** SHORT PROBLEM **
Extract the entries in their exact form.

** DATA LINES **
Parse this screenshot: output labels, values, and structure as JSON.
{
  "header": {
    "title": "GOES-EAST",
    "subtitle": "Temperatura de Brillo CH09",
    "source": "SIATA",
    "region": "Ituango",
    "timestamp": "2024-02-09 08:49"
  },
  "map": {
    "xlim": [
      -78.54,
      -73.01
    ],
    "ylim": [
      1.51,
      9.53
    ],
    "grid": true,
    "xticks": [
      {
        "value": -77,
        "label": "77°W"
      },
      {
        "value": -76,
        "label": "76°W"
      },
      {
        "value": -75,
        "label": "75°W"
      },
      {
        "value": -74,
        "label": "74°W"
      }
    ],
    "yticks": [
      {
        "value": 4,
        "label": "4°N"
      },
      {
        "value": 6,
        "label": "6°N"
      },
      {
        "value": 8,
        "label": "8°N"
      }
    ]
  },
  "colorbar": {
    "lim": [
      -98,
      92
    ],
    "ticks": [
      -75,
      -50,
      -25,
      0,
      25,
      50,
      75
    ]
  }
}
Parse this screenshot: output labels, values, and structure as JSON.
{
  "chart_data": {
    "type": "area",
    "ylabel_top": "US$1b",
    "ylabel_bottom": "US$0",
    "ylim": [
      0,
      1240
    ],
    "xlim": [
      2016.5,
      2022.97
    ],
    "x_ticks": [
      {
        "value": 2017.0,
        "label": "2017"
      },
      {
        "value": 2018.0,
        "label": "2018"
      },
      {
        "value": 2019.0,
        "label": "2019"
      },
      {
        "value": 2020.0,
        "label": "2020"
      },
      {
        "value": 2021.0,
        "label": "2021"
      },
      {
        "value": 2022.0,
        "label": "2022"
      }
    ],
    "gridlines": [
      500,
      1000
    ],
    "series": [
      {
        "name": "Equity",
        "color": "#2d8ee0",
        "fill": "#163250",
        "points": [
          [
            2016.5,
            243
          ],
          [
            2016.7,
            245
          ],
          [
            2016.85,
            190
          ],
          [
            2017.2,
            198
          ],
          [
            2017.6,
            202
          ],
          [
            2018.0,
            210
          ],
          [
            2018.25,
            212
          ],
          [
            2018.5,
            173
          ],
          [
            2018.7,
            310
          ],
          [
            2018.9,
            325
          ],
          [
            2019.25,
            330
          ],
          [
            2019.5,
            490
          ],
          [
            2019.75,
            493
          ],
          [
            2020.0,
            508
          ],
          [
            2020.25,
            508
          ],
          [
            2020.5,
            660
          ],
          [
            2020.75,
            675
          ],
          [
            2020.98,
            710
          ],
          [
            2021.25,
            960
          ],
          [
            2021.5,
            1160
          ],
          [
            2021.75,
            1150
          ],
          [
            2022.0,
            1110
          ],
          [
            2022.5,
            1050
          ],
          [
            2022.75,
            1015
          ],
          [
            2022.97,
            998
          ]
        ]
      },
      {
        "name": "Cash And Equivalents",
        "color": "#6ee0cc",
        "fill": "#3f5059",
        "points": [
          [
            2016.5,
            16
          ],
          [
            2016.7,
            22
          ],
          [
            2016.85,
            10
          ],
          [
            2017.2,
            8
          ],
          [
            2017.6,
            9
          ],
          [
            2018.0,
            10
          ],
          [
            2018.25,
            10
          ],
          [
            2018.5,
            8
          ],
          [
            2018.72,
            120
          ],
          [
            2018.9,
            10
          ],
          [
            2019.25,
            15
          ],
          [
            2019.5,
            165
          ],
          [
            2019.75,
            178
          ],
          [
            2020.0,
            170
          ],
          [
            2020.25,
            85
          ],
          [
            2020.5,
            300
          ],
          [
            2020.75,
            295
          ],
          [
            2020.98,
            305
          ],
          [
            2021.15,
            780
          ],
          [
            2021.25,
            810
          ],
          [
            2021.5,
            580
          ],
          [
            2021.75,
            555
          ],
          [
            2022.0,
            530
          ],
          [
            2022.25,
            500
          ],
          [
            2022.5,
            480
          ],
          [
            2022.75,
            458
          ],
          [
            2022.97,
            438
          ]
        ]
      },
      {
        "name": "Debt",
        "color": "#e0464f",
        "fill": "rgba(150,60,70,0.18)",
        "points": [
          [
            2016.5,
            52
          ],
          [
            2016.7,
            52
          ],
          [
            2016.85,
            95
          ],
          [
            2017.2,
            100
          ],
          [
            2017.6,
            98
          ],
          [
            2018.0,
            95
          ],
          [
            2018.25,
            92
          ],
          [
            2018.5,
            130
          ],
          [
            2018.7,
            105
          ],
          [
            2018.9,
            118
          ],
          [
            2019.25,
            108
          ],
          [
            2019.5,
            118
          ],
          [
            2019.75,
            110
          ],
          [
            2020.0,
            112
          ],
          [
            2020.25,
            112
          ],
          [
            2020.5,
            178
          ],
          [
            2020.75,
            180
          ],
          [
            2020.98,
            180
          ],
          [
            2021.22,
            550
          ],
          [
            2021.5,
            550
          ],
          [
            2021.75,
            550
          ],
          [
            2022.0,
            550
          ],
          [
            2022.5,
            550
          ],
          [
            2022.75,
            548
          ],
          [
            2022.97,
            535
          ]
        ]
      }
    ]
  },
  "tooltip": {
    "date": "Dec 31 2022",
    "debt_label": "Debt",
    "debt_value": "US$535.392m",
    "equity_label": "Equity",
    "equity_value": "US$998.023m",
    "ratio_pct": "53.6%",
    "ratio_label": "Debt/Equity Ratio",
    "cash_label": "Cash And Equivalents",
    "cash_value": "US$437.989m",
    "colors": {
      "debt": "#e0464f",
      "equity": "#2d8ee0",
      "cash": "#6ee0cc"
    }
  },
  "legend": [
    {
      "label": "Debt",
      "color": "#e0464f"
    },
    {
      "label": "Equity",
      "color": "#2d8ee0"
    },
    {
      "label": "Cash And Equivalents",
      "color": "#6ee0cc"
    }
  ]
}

** TASK RESULT **
Parse this screenshot: output labels, values, and structure as JSON.
{
  "header": {
    "title": "GOES-EAST",
    "subtitle": "Temperatura de Brillo CH09",
    "source": "SIATA",
    "region": "Ituango",
    "timestamp": "2024-02-09 08:49"
  },
  "map": {
    "xlim": [
      -78.54,
      -73.01
    ],
    "ylim": [
      1.51,
      9.53
    ],
    "grid": true,
    "xticks": [
      {
        "value": -77,
        "label": "77°W"
      },
      {
        "value": -76,
        "label": "76°W"
      },
      {
        "value": -75,
        "label": "75°W"
      },
      {
        "value": -74,
        "label": "74°W"
      }
    ],
    "yticks": [
      {
        "value": 4,
        "label": "4°N"
      },
      {
        "value": 6,
        "label": "6°N"
      },
      {
        "value": 8,
        "label": "8°N"
      }
    ]
  },
  "colorbar": {
    "lim": [
      -98,
      92
    ],
    "ticks": [
      -75,
      -50,
      -25,
      0,
      25,
      50,
      75
    ]
  }
}
Parse this screenshot: output labels, values, and structure as JSON.
{
  "chart_data": {
    "type": "area",
    "ylabel_top": "US$1b",
    "ylabel_bottom": "US$0",
    "ylim": [
      0,
      1240
    ],
    "xlim": [
      2016.5,
      2022.97
    ],
    "x_ticks": [
      {
        "value": 2017.0,
        "label": "2017"
      },
      {
        "value": 2018.0,
        "label": "2018"
      },
      {
        "value": 2019.0,
        "label": "2019"
      },
      {
        "value": 2020.0,
        "label": "2020"
      },
      {
        "value": 2021.0,
        "label": "2021"
      },
      {
        "value": 2022.0,
        "label": "2022"
      }
    ],
    "gridlines": [
      500,
      1000
    ],
    "series": [
      {
        "name": "Equity",
        "color": "#2d8ee0",
        "fill": "#163250",
        "points": [
          [
            2016.5,
            243
          ],
          [
            2016.7,
            245
          ],
          [
            2016.85,
            190
          ],
          [
            2017.2,
            198
          ],
          [
            2017.6,
            202
          ],
          [
            2018.0,
            210
          ],
          [
            2018.25,
            212
          ],
          [
            2018.5,
            173
          ],
          [
            2018.7,
            310
          ],
          [
            2018.9,
            325
          ],
          [
            2019.25,
            330
          ],
          [
            2019.5,
            490
          ],
          [
            2019.75,
            493
          ],
          [
            2020.0,
            508
          ],
          [
            2020.25,
            508
          ],
          [
            2020.5,
            660
          ],
          [
            2020.75,
            675
          ],
          [
            2020.98,
            710
          ],
          [
            2021.25,
            960
          ],
          [
            2021.5,
            1160
          ],
          [
            2021.75,
            1150
          ],
          [
            2022.0,
            1110
          ],
          [
            2022.5,
            1050
          ],
          [
            2022.75,
            1015
          ],
          [
            2022.97,
            998
          ]
        ]
      },
      {
        "name": "Cash And Equivalents",
        "color": "#6ee0cc",
        "fill": "#3f5059",
        "points": [
          [
            2016.5,
            16
          ],
          [
            2016.7,
            22
          ],
          [
            2016.85,
            10
          ],
          [
            2017.2,
            8
          ],
          [
            2017.6,
            9
          ],
          [
            2018.0,
            10
          ],
          [
            2018.25,
            10
          ],
          [
            2018.5,
            8
          ],
          [
            2018.72,
            120
          ],
          [
            2018.9,
            10
          ],
          [
            2019.25,
            15
          ],
          [
            2019.5,
            165
          ],
          [
            2019.75,
            178
          ],
          [
            2020.0,
            170
          ],
          [
            2020.25,
            85
          ],
          [
            2020.5,
            300
          ],
          [
            2020.75,
            295
          ],
          [
            2020.98,
            305
          ],
          [
            2021.15,
            780
          ],
          [
            2021.25,
            810
          ],
          [
            2021.5,
            580
          ],
          [
            2021.75,
            555
          ],
          [
            2022.0,
            530
          ],
          [
            2022.25,
            500
          ],
          [
            2022.5,
            480
          ],
          [
            2022.75,
            458
          ],
          [
            2022.97,
            438
          ]
        ]
      },
      {
        "name": "Debt",
        "color": "#e0464f",
        "fill": "rgba(150,60,70,0.18)",
        "points": [
          [
            2016.5,
            52
          ],
          [
            2016.7,
            52
          ],
          [
            2016.85,
            95
          ],
          [
            2017.2,
            100
          ],
          [
            2017.6,
            98
          ],
          [
            2018.0,
            95
          ],
          [
            2018.25,
            92
          ],
          [
            2018.5,
            130
          ],
          [
            2018.7,
            105
          ],
          [
            2018.9,
            118
          ],
          [
            2019.25,
            108
          ],
          [
            2019.5,
            118
          ],
          [
            2019.75,
            110
          ],
          [
            2020.0,
            112
          ],
          [
            2020.25,
            112
          ],
          [
            2020.5,
            178
          ],
          [
            2020.75,
            180
          ],
          [
            2020.98,
            180
          ],
          [
            2021.22,
            550
          ],
          [
            2021.5,
            550
          ],
          [
            2021.75,
            550
          ],
          [
            2022.0,
            550
          ],
          [
            2022.5,
            550
          ],
          [
            2022.75,
            548
          ],
          [
            2022.97,
            535
          ]
        ]
      }
    ]
  },
  "tooltip": {
    "date": "Dec 31 2022",
    "debt_label": "Debt",
    "debt_value": "US$535.392m",
    "equity_label": "Equity",
    "equity_value": "US$998.023m",
    "ratio_pct": "53.6%",
    "ratio_label": "Debt/Equity Ratio",
    "cash_label": "Cash And Equivalents",
    "cash_value": "US$437.989m",
    "colors": {
      "debt": "#e0464f",
      "equity": "#2d8ee0",
      "cash": "#6ee0cc"
    }
  },
  "legend": [
    {
      "label": "Debt",
      "color": "#e0464f"
    },
    {
      "label": "Equity",
      "color": "#2d8ee0"
    },
    {
      "label": "Cash And Equivalents",
      "color": "#6ee0cc"
    }
  ]
}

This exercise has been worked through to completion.